• _REQUIREMENT_:
Print out each entry below exactly, please.
++++++++++
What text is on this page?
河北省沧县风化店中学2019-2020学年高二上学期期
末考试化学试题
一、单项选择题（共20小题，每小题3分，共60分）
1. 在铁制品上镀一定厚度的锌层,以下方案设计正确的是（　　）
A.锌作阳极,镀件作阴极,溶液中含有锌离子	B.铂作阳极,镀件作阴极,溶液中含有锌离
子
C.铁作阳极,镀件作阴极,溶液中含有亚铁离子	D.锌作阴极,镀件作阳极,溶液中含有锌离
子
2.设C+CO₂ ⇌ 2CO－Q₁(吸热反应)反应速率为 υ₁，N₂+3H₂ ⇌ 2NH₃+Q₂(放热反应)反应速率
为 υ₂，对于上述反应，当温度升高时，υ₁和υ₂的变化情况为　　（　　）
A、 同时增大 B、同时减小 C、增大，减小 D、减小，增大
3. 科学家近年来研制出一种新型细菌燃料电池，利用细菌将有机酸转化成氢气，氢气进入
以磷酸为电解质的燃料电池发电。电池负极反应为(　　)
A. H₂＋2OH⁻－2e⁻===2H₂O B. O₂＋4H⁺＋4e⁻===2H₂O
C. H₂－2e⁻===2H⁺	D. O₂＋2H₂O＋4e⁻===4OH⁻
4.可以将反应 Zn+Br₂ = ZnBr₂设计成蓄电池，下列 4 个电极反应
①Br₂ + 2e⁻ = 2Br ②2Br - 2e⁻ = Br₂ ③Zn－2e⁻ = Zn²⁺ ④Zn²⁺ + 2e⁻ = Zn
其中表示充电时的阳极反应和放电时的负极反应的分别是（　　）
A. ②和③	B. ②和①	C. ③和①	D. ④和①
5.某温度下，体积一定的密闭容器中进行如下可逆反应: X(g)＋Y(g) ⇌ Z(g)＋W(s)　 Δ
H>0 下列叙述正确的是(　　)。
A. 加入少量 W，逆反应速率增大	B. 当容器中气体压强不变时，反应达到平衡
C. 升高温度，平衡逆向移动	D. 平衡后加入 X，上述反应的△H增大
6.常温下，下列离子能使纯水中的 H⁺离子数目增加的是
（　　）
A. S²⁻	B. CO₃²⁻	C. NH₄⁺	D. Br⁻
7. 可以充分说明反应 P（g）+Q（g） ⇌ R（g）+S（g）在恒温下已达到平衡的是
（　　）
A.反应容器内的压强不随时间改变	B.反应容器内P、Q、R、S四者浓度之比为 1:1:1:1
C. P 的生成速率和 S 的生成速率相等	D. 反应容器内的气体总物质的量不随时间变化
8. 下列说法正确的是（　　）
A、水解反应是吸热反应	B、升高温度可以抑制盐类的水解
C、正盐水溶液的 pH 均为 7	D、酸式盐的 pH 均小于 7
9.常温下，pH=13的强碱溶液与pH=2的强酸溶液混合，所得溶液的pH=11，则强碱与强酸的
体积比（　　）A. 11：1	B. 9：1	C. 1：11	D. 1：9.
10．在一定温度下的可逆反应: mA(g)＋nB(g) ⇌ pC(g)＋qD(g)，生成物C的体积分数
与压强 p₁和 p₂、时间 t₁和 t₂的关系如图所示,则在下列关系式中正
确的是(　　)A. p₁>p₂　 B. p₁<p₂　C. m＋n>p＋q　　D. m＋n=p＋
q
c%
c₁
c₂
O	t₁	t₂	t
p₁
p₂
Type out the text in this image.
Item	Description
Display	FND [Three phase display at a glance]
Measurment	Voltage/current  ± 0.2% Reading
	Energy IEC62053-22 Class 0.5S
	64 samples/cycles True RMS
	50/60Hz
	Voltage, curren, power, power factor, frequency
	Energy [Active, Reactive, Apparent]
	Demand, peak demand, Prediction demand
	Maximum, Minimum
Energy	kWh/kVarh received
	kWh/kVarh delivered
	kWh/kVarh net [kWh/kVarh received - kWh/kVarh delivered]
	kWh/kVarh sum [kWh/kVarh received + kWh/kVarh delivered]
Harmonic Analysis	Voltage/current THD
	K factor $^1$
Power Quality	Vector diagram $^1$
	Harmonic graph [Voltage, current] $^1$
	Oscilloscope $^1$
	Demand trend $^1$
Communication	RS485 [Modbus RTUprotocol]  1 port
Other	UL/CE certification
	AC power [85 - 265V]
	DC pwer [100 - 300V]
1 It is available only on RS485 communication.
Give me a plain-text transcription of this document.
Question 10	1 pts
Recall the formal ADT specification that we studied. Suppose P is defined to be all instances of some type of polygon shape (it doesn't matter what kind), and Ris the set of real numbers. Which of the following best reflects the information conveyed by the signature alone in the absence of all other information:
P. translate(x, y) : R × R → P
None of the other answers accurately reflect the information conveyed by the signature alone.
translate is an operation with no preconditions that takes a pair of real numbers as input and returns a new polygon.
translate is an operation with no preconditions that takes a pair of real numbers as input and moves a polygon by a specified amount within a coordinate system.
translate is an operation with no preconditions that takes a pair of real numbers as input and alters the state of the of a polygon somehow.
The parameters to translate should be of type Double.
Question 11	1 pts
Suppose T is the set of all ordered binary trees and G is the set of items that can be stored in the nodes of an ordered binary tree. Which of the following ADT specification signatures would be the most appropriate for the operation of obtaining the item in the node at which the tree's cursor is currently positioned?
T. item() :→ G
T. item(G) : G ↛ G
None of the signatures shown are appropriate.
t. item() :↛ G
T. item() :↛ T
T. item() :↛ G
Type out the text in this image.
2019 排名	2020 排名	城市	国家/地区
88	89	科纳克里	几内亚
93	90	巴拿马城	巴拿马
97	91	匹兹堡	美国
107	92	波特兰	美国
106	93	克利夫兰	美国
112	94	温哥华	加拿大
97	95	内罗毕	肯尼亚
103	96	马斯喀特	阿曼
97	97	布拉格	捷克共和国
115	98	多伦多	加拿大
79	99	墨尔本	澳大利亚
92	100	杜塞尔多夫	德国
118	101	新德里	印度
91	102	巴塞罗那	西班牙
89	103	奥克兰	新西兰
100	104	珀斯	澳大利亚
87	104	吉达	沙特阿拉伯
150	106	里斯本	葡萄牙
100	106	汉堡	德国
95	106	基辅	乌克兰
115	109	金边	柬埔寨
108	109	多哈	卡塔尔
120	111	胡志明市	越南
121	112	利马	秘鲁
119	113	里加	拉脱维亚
++++++++++
• _RESULT_:
What text is on this page?
河北省沧县风化店中学2019-2020学年高二上学期期
末考试化学试题
一、单项选择题（共20小题，每小题3分，共60分）
1. 在铁制品上镀一定厚度的锌层,以下方案设计正确的是（　　）
A.锌作阳极,镀件作阴极,溶液中含有锌离子	B.铂作阳极,镀件作阴极,溶液中含有锌离
子
C.铁作阳极,镀件作阴极,溶液中含有亚铁离子	D.锌作阴极,镀件作阳极,溶液中含有锌离
子
2.设C+CO₂ ⇌ 2CO－Q₁(吸热反应)反应速率为 υ₁，N₂+3H₂ ⇌ 2NH₃+Q₂(放热反应)反应速率
为 υ₂，对于上述反应，当温度升高时，υ₁和υ₂的变化情况为　　（　　）
A、 同时增大 B、同时减小 C、增大，减小 D、减小，增大
3. 科学家近年来研制出一种新型细菌燃料电池，利用细菌将有机酸转化成氢气，氢气进入
以磷酸为电解质的燃料电池发电。电池负极反应为(　　)
A. H₂＋2OH⁻－2e⁻===2H₂O B. O₂＋4H⁺＋4e⁻===2H₂O
C. H₂－2e⁻===2H⁺	D. O₂＋2H₂O＋4e⁻===4OH⁻
4.可以将反应 Zn+Br₂ = ZnBr₂设计成蓄电池，下列 4 个电极反应
①Br₂ + 2e⁻ = 2Br ②2Br - 2e⁻ = Br₂ ③Zn－2e⁻ = Zn²⁺ ④Zn²⁺ + 2e⁻ = Zn
其中表示充电时的阳极反应和放电时的负极反应的分别是（　　）
A. ②和③	B. ②和①	C. ③和①	D. ④和①
5.某温度下，体积一定的密闭容器中进行如下可逆反应: X(g)＋Y(g) ⇌ Z(g)＋W(s)　 Δ
H>0 下列叙述正确的是(　　)。
A. 加入少量 W，逆反应速率增大	B. 当容器中气体压强不变时，反应达到平衡
C. 升高温度，平衡逆向移动	D. 平衡后加入 X，上述反应的△H增大
6.常温下，下列离子能使纯水中的 H⁺离子数目增加的是
（　　）
A. S²⁻	B. CO₃²⁻	C. NH₄⁺	D. Br⁻
7. 可以充分说明反应 P（g）+Q（g） ⇌ R（g）+S（g）在恒温下已达到平衡的是
（　　）
A.反应容器内的压强不随时间改变	B.反应容器内P、Q、R、S四者浓度之比为 1:1:1:1
C. P 的生成速率和 S 的生成速率相等	D. 反应容器内的气体总物质的量不随时间变化
8. 下列说法正确的是（　　）
A、水解反应是吸热反应	B、升高温度可以抑制盐类的水解
C、正盐水溶液的 pH 均为 7	D、酸式盐的 pH 均小于 7
9.常温下，pH=13的强碱溶液与pH=2的强酸溶液混合，所得溶液的pH=11，则强碱与强酸的
体积比（　　）A. 11：1	B. 9：1	C. 1：11	D. 1：9.
10．在一定温度下的可逆反应: mA(g)＋nB(g) ⇌ pC(g)＋qD(g)，生成物C的体积分数
与压强 p₁和 p₂、时间 t₁和 t₂的关系如图所示,则在下列关系式中正
确的是(　　)A. p₁>p₂　 B. p₁<p₂　C. m＋n>p＋q　　D. m＋n=p＋
q
c%
c₁
c₂
O	t₁	t₂	t
p₁
p₂
Type out the text in this image.
Item	Description
Display	FND [Three phase display at a glance]
Measurment	Voltage/current  ± 0.2% Reading
	Energy IEC62053-22 Class 0.5S
	64 samples/cycles True RMS
	50/60Hz
	Voltage, curren, power, power factor, frequency
	Energy [Active, Reactive, Apparent]
	Demand, peak demand, Prediction demand
	Maximum, Minimum
Energy	kWh/kVarh received
	kWh/kVarh delivered
	kWh/kVarh net [kWh/kVarh received - kWh/kVarh delivered]
	kWh/kVarh sum [kWh/kVarh received + kWh/kVarh delivered]
Harmonic Analysis	Voltage/current THD
	K factor $^1$
Power Quality	Vector diagram $^1$
	Harmonic graph [Voltage, current] $^1$
	Oscilloscope $^1$
	Demand trend $^1$
Communication	RS485 [Modbus RTUprotocol]  1 port
Other	UL/CE certification
	AC power [85 - 265V]
	DC pwer [100 - 300V]
1 It is available only on RS485 communication.
Give me a plain-text transcription of this document.
Question 10	1 pts
Recall the formal ADT specification that we studied. Suppose P is defined to be all instances of some type of polygon shape (it doesn't matter what kind), and Ris the set of real numbers. Which of the following best reflects the information conveyed by the signature alone in the absence of all other information:
P. translate(x, y) : R × R → P
None of the other answers accurately reflect the information conveyed by the signature alone.
translate is an operation with no preconditions that takes a pair of real numbers as input and returns a new polygon.
translate is an operation with no preconditions that takes a pair of real numbers as input and moves a polygon by a specified amount within a coordinate system.
translate is an operation with no preconditions that takes a pair of real numbers as input and alters the state of the of a polygon somehow.
The parameters to translate should be of type Double.
Question 11	1 pts
Suppose T is the set of all ordered binary trees and G is the set of items that can be stored in the nodes of an ordered binary tree. Which of the following ADT specification signatures would be the most appropriate for the operation of obtaining the item in the node at which the tree's cursor is currently positioned?
T. item() :→ G
T. item(G) : G ↛ G
None of the signatures shown are appropriate.
t. item() :↛ G
T. item() :↛ T
T. item() :↛ G
Type out the text in this image.
2019 排名	2020 排名	城市	国家/地区
88	89	科纳克里	几内亚
93	90	巴拿马城	巴拿马
97	91	匹兹堡	美国
107	92	波特兰	美国
106	93	克利夫兰	美国
112	94	温哥华	加拿大
97	95	内罗毕	肯尼亚
103	96	马斯喀特	阿曼
97	97	布拉格	捷克共和国
115	98	多伦多	加拿大
79	99	墨尔本	澳大利亚
92	100	杜塞尔多夫	德国
118	101	新德里	印度
91	102	巴塞罗那	西班牙
89	103	奥克兰	新西兰
100	104	珀斯	澳大利亚
87	104	吉达	沙特阿拉伯
150	106	里斯本	葡萄牙
100	106	汉堡	德国
95	106	基辅	乌克兰
115	109	金边	柬埔寨
108	109	多哈	卡塔尔
120	111	胡志明市	越南
121	112	利马	秘鲁
119	113	里加	拉脱维亚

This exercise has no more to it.